** start THE DATA **

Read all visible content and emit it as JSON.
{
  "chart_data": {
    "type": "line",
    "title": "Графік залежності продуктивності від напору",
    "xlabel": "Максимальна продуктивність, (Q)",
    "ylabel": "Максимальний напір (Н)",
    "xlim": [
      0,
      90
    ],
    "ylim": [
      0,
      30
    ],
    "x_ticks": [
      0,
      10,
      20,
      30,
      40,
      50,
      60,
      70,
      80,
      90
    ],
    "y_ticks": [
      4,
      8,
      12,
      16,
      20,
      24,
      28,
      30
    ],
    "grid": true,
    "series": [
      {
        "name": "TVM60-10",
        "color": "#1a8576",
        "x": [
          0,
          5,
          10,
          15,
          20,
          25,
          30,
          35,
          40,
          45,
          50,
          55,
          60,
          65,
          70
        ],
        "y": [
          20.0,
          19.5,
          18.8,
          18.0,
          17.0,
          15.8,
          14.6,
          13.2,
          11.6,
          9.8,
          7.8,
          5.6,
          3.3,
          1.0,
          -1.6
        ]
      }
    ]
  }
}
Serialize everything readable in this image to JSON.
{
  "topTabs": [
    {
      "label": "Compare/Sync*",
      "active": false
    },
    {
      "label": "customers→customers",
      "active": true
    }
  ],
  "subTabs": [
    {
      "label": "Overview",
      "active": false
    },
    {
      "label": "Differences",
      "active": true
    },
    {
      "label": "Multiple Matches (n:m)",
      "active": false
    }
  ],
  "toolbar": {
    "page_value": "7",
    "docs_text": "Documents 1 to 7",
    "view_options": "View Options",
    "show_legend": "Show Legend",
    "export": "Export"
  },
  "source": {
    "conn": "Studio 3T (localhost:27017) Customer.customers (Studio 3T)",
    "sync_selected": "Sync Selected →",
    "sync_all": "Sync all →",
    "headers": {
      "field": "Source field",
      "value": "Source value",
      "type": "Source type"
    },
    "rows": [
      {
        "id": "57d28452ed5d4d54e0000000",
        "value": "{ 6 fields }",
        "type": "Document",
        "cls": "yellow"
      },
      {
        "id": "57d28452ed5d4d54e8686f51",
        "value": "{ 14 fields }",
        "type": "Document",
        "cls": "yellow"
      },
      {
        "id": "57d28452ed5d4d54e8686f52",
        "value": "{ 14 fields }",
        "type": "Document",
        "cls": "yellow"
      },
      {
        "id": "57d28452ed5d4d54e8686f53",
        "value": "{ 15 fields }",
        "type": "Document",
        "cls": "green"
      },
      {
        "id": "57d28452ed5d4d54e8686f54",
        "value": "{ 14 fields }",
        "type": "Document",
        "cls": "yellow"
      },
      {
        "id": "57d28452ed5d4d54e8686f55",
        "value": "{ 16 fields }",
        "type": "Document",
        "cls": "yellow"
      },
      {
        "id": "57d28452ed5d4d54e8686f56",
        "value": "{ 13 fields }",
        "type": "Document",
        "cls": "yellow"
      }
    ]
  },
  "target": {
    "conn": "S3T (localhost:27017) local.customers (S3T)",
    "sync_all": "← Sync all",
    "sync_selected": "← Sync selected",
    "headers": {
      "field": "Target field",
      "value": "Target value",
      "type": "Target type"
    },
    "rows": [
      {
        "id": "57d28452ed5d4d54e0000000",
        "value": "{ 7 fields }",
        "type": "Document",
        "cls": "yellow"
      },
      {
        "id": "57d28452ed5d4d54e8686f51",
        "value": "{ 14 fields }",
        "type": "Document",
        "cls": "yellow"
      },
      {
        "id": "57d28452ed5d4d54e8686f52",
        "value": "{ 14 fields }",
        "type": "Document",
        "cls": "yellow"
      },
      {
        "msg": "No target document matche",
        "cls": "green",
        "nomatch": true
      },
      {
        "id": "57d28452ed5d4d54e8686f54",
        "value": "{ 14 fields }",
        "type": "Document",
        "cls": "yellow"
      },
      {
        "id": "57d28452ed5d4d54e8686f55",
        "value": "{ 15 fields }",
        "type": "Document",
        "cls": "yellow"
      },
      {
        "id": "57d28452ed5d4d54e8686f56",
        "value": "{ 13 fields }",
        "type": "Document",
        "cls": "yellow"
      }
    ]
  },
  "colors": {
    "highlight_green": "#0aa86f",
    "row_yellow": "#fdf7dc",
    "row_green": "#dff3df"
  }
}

** end THE DATA **

• _DIRECTIVE_: Go through the material and copy out every line with "Sync" in it.

• _REPLY TO THE EXERCISE_:
      "label": "Compare/Sync*",
    "sync_selected": "Sync Selected →",
    "sync_all": "Sync all →",
    "sync_all": "← Sync all",
    "sync_selected": "← Sync selected",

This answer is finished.